→ **AIM OF THE TASK**:
State only how many lines contain the string "einem".
::::::
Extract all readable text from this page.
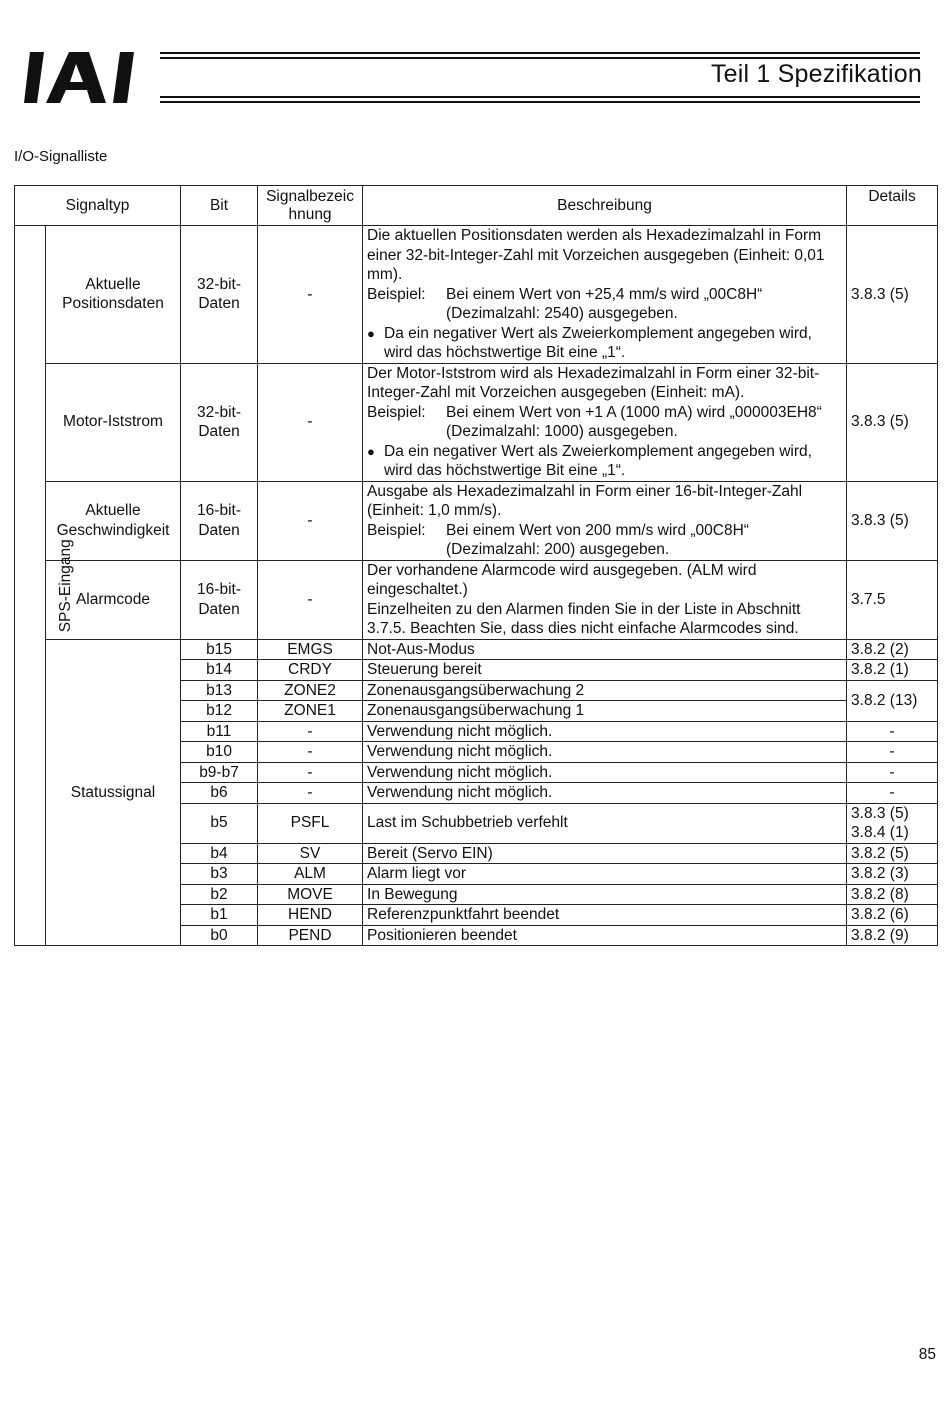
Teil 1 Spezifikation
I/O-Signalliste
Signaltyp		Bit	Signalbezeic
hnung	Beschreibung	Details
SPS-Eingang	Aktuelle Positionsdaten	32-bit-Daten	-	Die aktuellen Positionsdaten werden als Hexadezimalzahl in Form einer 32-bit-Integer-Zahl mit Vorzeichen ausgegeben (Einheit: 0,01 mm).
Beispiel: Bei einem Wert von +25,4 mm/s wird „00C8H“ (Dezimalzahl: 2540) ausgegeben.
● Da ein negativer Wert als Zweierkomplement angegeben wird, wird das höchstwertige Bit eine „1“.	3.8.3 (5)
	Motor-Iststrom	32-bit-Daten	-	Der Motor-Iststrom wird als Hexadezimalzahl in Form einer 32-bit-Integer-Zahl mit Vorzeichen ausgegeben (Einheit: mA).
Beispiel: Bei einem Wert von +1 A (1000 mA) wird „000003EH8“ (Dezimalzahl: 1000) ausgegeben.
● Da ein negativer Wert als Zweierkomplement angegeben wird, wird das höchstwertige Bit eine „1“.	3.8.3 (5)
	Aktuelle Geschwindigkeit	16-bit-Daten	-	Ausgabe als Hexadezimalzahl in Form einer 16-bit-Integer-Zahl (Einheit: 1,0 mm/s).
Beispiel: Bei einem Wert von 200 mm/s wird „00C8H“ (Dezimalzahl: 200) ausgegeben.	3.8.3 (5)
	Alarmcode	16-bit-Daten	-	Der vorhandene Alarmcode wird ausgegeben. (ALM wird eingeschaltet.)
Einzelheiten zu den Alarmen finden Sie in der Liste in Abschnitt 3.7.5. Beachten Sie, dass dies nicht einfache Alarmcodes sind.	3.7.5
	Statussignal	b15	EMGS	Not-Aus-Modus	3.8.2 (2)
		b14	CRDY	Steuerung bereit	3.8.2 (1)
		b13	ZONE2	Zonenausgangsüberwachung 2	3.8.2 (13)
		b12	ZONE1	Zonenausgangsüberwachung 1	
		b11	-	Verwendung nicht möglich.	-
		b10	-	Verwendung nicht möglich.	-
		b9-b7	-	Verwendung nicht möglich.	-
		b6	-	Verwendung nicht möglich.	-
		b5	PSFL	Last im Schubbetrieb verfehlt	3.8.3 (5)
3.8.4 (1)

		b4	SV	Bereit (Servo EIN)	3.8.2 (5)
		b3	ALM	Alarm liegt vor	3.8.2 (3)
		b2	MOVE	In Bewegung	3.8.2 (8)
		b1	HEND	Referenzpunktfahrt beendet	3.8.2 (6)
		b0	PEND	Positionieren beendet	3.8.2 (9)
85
::::::
→ **EXERCISE RESULT**:
3